# Goal of the exercise
Identify, in the records below, every line where the string "Glucose" appears, and copy each such line.

# Listed entries
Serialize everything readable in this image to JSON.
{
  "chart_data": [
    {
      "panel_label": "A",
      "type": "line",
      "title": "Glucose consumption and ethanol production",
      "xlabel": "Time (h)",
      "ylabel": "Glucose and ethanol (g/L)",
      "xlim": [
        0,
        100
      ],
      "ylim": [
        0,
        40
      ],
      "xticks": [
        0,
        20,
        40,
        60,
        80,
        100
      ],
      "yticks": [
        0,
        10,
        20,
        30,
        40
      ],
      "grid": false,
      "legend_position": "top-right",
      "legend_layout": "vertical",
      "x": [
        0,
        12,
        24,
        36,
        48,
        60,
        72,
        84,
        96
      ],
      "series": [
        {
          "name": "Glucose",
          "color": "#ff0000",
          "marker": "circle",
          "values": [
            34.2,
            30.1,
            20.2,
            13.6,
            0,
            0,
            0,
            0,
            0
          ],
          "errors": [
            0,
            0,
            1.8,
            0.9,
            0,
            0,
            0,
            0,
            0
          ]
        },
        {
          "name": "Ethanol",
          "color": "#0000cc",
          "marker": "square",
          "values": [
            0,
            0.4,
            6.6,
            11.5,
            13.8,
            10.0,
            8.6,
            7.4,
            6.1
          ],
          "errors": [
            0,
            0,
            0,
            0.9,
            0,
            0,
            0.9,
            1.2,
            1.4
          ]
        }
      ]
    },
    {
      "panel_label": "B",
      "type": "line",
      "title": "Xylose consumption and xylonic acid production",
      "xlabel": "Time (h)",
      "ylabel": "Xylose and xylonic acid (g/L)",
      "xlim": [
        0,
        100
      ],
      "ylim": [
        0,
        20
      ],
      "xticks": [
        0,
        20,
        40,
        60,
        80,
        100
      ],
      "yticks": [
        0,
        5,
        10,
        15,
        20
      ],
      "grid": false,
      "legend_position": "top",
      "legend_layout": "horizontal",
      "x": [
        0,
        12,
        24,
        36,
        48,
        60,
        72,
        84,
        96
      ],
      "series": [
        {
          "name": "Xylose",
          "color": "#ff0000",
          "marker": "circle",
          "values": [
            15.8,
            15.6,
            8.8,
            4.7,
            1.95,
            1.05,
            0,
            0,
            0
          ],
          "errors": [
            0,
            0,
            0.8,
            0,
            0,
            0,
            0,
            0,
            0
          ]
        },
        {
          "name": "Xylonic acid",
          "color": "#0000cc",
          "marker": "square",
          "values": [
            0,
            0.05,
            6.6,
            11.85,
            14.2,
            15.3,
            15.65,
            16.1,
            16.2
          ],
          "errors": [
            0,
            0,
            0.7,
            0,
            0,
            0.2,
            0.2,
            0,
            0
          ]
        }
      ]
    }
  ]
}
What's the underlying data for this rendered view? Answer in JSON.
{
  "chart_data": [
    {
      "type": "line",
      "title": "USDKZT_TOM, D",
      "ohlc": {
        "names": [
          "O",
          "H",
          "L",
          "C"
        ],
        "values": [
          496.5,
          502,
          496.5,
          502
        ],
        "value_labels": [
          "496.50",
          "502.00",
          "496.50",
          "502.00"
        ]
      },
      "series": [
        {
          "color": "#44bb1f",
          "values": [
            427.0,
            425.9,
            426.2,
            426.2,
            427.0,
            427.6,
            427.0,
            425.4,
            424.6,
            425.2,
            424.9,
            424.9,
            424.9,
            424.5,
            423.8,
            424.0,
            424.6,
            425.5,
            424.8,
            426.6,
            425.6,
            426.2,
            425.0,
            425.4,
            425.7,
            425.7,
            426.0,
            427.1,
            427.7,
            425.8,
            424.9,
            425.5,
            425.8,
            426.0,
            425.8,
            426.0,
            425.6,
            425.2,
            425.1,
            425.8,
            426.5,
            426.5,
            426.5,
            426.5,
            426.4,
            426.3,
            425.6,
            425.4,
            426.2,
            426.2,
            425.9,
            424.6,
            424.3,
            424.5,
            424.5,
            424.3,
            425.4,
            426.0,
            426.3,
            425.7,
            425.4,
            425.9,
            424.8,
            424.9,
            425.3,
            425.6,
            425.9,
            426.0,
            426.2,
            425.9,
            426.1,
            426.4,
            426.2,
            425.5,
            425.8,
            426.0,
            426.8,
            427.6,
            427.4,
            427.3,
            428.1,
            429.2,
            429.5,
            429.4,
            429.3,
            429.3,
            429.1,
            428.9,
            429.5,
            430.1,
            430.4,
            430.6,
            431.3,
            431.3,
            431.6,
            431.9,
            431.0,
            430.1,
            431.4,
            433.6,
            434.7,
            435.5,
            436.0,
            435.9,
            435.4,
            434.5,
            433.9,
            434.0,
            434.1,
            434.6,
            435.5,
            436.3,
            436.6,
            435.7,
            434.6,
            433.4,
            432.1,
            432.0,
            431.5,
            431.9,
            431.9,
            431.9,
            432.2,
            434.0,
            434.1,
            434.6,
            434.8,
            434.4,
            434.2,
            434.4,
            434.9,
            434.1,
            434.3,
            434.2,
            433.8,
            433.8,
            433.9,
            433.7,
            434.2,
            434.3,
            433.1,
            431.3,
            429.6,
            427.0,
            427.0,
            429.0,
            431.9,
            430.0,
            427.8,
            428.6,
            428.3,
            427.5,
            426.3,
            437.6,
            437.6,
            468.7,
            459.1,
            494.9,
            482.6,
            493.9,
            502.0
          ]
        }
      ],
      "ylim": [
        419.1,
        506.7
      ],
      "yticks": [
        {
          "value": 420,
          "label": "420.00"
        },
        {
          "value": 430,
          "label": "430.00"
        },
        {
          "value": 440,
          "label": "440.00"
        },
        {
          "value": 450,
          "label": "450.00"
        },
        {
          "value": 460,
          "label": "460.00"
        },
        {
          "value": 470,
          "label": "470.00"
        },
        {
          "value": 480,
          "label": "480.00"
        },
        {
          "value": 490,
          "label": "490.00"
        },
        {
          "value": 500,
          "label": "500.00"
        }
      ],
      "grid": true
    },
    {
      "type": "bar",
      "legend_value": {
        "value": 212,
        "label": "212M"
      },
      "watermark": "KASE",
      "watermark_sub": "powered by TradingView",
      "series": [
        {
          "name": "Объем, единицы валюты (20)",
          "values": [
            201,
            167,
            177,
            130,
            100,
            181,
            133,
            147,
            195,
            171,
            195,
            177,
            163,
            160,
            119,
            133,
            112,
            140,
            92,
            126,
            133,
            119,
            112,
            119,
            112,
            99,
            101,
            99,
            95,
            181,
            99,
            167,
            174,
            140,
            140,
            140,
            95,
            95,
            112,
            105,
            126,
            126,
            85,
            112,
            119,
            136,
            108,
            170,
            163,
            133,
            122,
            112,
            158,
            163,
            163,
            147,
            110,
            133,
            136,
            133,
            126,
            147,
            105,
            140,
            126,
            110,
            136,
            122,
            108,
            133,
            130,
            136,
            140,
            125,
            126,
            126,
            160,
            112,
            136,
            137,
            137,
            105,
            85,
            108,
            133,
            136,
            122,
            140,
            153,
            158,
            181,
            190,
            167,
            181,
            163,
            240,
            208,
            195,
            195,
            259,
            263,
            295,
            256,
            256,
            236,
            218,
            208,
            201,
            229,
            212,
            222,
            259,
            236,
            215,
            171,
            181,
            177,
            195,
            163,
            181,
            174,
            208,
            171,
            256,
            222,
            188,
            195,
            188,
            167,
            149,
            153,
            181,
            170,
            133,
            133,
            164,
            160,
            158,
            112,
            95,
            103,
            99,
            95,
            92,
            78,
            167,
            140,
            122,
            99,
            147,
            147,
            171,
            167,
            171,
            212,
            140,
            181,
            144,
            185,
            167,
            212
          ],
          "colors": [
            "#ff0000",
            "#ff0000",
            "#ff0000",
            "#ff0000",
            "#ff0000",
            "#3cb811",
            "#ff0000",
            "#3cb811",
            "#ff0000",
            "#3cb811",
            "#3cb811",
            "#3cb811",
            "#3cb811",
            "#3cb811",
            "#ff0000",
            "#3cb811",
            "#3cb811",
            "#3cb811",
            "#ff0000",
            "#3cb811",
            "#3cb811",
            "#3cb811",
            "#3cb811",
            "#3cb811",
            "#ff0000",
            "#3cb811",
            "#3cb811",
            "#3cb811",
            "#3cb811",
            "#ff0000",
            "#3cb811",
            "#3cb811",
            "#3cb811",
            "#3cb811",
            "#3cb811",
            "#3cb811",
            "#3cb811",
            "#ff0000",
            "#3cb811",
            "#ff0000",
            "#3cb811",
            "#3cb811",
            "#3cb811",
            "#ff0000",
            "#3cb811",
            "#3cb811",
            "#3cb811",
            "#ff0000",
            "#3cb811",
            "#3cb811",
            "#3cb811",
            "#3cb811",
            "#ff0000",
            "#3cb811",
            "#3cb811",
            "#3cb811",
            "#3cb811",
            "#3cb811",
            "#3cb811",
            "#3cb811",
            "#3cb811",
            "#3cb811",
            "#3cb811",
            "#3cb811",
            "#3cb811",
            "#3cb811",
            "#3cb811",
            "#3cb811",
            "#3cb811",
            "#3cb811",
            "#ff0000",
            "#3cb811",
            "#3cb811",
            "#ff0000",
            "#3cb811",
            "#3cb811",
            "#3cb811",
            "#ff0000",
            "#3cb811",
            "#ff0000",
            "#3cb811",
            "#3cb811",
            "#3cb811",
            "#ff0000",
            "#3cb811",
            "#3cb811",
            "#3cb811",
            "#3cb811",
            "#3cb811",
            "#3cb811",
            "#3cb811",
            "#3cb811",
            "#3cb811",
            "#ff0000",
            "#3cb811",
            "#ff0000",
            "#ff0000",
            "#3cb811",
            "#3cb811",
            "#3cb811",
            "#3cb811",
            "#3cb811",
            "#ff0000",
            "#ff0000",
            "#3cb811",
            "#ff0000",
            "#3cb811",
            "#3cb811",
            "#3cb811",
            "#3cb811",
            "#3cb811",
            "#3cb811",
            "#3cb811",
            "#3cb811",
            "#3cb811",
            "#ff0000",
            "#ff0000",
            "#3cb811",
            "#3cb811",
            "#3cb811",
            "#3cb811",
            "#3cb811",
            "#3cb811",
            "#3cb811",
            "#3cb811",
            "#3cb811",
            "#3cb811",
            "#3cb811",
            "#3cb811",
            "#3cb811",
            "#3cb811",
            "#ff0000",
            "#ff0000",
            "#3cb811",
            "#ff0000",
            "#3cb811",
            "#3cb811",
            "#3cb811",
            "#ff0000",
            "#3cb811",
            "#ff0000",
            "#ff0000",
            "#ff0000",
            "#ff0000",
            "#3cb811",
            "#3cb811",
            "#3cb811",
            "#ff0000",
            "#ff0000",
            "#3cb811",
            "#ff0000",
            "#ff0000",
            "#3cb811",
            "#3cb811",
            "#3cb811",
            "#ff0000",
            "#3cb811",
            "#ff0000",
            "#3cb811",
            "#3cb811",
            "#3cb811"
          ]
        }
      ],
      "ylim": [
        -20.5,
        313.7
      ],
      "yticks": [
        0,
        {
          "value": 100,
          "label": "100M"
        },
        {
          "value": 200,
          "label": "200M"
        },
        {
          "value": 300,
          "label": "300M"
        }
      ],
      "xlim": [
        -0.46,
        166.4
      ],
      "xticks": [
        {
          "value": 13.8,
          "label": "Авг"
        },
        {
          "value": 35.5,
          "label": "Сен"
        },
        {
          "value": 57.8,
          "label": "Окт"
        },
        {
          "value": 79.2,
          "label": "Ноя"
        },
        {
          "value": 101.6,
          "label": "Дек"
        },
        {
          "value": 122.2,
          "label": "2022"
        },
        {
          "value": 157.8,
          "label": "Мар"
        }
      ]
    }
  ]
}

# Result of this exercise
      "title": "Glucose consumption and ethanol production",
      "ylabel": "Glucose and ethanol (g/L)",
          "name": "Glucose",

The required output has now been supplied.